TASK BRIEF:
Retype every entry word for word.

SOURCE RECORDS:

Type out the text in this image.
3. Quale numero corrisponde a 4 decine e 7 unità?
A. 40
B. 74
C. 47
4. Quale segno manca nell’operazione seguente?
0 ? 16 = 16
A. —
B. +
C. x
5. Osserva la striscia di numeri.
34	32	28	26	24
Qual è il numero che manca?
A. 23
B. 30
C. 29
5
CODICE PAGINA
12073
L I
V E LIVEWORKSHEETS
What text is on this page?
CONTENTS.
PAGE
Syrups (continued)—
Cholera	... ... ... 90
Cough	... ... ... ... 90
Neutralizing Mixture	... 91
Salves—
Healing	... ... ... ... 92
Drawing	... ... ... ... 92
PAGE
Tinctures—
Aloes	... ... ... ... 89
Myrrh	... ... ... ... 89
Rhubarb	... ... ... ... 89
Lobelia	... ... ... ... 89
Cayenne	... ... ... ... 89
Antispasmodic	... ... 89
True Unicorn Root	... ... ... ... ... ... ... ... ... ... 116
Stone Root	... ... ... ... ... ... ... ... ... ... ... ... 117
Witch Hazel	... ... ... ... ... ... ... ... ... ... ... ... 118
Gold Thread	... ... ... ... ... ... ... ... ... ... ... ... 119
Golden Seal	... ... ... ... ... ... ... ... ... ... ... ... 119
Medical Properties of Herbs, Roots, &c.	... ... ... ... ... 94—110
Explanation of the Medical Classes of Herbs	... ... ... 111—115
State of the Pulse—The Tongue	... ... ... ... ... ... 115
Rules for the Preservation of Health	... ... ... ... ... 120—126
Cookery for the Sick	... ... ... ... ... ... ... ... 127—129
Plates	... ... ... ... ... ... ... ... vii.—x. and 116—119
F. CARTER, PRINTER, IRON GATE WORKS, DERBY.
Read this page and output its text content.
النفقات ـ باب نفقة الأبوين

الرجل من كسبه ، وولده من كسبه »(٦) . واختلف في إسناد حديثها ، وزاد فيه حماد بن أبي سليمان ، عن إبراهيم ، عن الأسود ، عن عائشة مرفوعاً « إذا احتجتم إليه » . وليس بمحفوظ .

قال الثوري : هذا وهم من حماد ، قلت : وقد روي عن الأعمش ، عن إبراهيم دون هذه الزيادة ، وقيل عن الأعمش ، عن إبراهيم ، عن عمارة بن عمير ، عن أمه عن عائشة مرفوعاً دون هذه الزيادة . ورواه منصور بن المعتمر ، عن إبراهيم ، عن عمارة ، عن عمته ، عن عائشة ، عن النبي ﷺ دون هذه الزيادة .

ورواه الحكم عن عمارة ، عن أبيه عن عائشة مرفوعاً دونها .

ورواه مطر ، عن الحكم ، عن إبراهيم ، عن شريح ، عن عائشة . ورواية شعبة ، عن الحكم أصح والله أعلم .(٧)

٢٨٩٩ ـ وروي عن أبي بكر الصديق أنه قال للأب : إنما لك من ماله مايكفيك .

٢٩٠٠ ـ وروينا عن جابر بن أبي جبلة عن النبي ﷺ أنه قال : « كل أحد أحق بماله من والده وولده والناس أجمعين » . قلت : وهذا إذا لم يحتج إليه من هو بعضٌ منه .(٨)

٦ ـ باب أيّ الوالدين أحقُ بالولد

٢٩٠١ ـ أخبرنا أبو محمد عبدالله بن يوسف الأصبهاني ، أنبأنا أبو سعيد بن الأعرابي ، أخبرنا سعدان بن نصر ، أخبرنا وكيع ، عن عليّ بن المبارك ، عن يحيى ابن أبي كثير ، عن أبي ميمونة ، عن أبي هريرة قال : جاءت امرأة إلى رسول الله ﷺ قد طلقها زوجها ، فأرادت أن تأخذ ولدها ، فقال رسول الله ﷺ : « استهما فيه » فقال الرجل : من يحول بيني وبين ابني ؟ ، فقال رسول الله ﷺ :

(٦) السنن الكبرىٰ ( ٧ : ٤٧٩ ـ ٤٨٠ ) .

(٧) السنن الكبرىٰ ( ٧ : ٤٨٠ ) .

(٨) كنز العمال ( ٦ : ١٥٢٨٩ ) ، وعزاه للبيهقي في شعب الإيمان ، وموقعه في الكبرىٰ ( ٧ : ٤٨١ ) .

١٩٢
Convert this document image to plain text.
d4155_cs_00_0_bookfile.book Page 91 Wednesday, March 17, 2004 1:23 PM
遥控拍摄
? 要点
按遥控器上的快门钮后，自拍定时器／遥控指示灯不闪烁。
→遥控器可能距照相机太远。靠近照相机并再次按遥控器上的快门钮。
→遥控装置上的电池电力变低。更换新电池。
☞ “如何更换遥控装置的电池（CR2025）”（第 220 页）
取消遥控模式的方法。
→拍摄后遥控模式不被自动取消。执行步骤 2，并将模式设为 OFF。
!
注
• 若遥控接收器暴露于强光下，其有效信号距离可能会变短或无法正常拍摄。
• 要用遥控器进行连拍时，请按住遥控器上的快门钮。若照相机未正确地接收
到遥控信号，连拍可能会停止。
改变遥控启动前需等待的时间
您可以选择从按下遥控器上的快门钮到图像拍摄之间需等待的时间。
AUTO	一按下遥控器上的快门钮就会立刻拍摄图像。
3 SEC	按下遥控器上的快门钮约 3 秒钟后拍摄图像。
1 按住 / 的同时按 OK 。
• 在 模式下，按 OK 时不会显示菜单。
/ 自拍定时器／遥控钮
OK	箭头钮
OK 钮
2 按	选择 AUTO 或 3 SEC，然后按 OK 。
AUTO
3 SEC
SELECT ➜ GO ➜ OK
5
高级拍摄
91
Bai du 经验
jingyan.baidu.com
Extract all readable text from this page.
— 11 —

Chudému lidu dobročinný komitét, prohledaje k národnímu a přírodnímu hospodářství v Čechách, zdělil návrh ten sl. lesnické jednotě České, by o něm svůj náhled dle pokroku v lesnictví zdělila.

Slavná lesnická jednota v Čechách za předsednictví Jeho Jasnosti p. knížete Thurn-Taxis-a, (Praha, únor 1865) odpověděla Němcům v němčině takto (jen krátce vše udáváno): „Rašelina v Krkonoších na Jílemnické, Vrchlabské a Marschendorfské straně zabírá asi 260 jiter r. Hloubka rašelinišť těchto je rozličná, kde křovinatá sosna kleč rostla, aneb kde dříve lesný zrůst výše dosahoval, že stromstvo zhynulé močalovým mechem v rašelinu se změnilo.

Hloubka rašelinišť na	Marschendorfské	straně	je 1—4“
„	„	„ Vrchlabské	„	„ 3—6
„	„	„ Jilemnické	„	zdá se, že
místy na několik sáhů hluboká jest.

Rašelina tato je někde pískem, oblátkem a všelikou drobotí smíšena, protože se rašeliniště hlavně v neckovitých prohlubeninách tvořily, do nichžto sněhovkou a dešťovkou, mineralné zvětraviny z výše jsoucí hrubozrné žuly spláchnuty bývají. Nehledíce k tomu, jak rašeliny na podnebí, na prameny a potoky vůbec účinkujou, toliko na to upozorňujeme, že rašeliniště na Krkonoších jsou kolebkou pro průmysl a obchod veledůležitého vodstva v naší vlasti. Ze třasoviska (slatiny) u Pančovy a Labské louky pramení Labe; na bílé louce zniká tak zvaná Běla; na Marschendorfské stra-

SOLUTION TO THIS PROBLEM:
Type out the text in this image.
3. Quale numero corrisponde a 4 decine e 7 unità?
A. 40
B. 74
C. 47
4. Quale segno manca nell’operazione seguente?
0 ? 16 = 16
A. —
B. +
C. x
5. Osserva la striscia di numeri.
34	32	28	26	24
Qual è il numero che manca?
A. 23
B. 30
C. 29
5
CODICE PAGINA
12073
L I
V E LIVEWORKSHEETS
What text is on this page?
CONTENTS.
PAGE
Syrups (continued)—
Cholera	... ... ... 90
Cough	... ... ... ... 90
Neutralizing Mixture	... 91
Salves—
Healing	... ... ... ... 92
Drawing	... ... ... ... 92
PAGE
Tinctures—
Aloes	... ... ... ... 89
Myrrh	... ... ... ... 89
Rhubarb	... ... ... ... 89
Lobelia	... ... ... ... 89
Cayenne	... ... ... ... 89
Antispasmodic	... ... 89
True Unicorn Root	... ... ... ... ... ... ... ... ... ... 116
Stone Root	... ... ... ... ... ... ... ... ... ... ... ... 117
Witch Hazel	... ... ... ... ... ... ... ... ... ... ... ... 118
Gold Thread	... ... ... ... ... ... ... ... ... ... ... ... 119
Golden Seal	... ... ... ... ... ... ... ... ... ... ... ... 119
Medical Properties of Herbs, Roots, &c.	... ... ... ... ... 94—110
Explanation of the Medical Classes of Herbs	... ... ... 111—115
State of the Pulse—The Tongue	... ... ... ... ... ... 115
Rules for the Preservation of Health	... ... ... ... ... 120—126
Cookery for the Sick	... ... ... ... ... ... ... ... 127—129
Plates	... ... ... ... ... ... ... ... vii.—x. and 116—119
F. CARTER, PRINTER, IRON GATE WORKS, DERBY.
Read this page and output its text content.
النفقات ـ باب نفقة الأبوين

الرجل من كسبه ، وولده من كسبه »(٦) . واختلف في إسناد حديثها ، وزاد فيه حماد بن أبي سليمان ، عن إبراهيم ، عن الأسود ، عن عائشة مرفوعاً « إذا احتجتم إليه » . وليس بمحفوظ .

قال الثوري : هذا وهم من حماد ، قلت : وقد روي عن الأعمش ، عن إبراهيم دون هذه الزيادة ، وقيل عن الأعمش ، عن إبراهيم ، عن عمارة بن عمير ، عن أمه عن عائشة مرفوعاً دون هذه الزيادة . ورواه منصور بن المعتمر ، عن إبراهيم ، عن عمارة ، عن عمته ، عن عائشة ، عن النبي ﷺ دون هذه الزيادة .

ورواه الحكم عن عمارة ، عن أبيه عن عائشة مرفوعاً دونها .

ورواه مطر ، عن الحكم ، عن إبراهيم ، عن شريح ، عن عائشة . ورواية شعبة ، عن الحكم أصح والله أعلم .(٧)

٢٨٩٩ ـ وروي عن أبي بكر الصديق أنه قال للأب : إنما لك من ماله مايكفيك .

٢٩٠٠ ـ وروينا عن جابر بن أبي جبلة عن النبي ﷺ أنه قال : « كل أحد أحق بماله من والده وولده والناس أجمعين » . قلت : وهذا إذا لم يحتج إليه من هو بعضٌ منه .(٨)

٦ ـ باب أيّ الوالدين أحقُ بالولد

٢٩٠١ ـ أخبرنا أبو محمد عبدالله بن يوسف الأصبهاني ، أنبأنا أبو سعيد بن الأعرابي ، أخبرنا سعدان بن نصر ، أخبرنا وكيع ، عن عليّ بن المبارك ، عن يحيى ابن أبي كثير ، عن أبي ميمونة ، عن أبي هريرة قال : جاءت امرأة إلى رسول الله ﷺ قد طلقها زوجها ، فأرادت أن تأخذ ولدها ، فقال رسول الله ﷺ : « استهما فيه » فقال الرجل : من يحول بيني وبين ابني ؟ ، فقال رسول الله ﷺ :

(٦) السنن الكبرىٰ ( ٧ : ٤٧٩ ـ ٤٨٠ ) .

(٧) السنن الكبرىٰ ( ٧ : ٤٨٠ ) .

(٨) كنز العمال ( ٦ : ١٥٢٨٩ ) ، وعزاه للبيهقي في شعب الإيمان ، وموقعه في الكبرىٰ ( ٧ : ٤٨١ ) .

١٩٢
Convert this document image to plain text.
d4155_cs_00_0_bookfile.book Page 91 Wednesday, March 17, 2004 1:23 PM
遥控拍摄
? 要点
按遥控器上的快门钮后，自拍定时器／遥控指示灯不闪烁。
→遥控器可能距照相机太远。靠近照相机并再次按遥控器上的快门钮。
→遥控装置上的电池电力变低。更换新电池。
☞ “如何更换遥控装置的电池（CR2025）”（第 220 页）
取消遥控模式的方法。
→拍摄后遥控模式不被自动取消。执行步骤 2，并将模式设为 OFF。
!
注
• 若遥控接收器暴露于强光下，其有效信号距离可能会变短或无法正常拍摄。
• 要用遥控器进行连拍时，请按住遥控器上的快门钮。若照相机未正确地接收
到遥控信号，连拍可能会停止。
改变遥控启动前需等待的时间
您可以选择从按下遥控器上的快门钮到图像拍摄之间需等待的时间。
AUTO	一按下遥控器上的快门钮就会立刻拍摄图像。
3 SEC	按下遥控器上的快门钮约 3 秒钟后拍摄图像。
1 按住 / 的同时按 OK 。
• 在 模式下，按 OK 时不会显示菜单。
/ 自拍定时器／遥控钮
OK	箭头钮
OK 钮
2 按	选择 AUTO 或 3 SEC，然后按 OK 。
AUTO
3 SEC
SELECT ➜ GO ➜ OK
5
高级拍摄
91
Bai du 经验
jingyan.baidu.com
Extract all readable text from this page.
— 11 —

Chudému lidu dobročinný komitét, prohledaje k národnímu a přírodnímu hospodářství v Čechách, zdělil návrh ten sl. lesnické jednotě České, by o něm svůj náhled dle pokroku v lesnictví zdělila.

Slavná lesnická jednota v Čechách za předsednictví Jeho Jasnosti p. knížete Thurn-Taxis-a, (Praha, únor 1865) odpověděla Němcům v němčině takto (jen krátce vše udáváno): „Rašelina v Krkonoších na Jílemnické, Vrchlabské a Marschendorfské straně zabírá asi 260 jiter r. Hloubka rašelinišť těchto je rozličná, kde křovinatá sosna kleč rostla, aneb kde dříve lesný zrůst výše dosahoval, že stromstvo zhynulé močalovým mechem v rašelinu se změnilo.

Hloubka rašelinišť na	Marschendorfské	straně	je 1—4“
„	„	„ Vrchlabské	„	„ 3—6
„	„	„ Jilemnické	„	zdá se, že
místy na několik sáhů hluboká jest.

Rašelina tato je někde pískem, oblátkem a všelikou drobotí smíšena, protože se rašeliniště hlavně v neckovitých prohlubeninách tvořily, do nichžto sněhovkou a dešťovkou, mineralné zvětraviny z výše jsoucí hrubozrné žuly spláchnuty bývají. Nehledíce k tomu, jak rašeliny na podnebí, na prameny a potoky vůbec účinkujou, toliko na to upozorňujeme, že rašeliniště na Krkonoších jsou kolebkou pro průmysl a obchod veledůležitého vodstva v naší vlasti. Ze třasoviska (slatiny) u Pančovy a Labské louky pramení Labe; na bílé louce zniká tak zvaná Běla; na Marschendorfské stra-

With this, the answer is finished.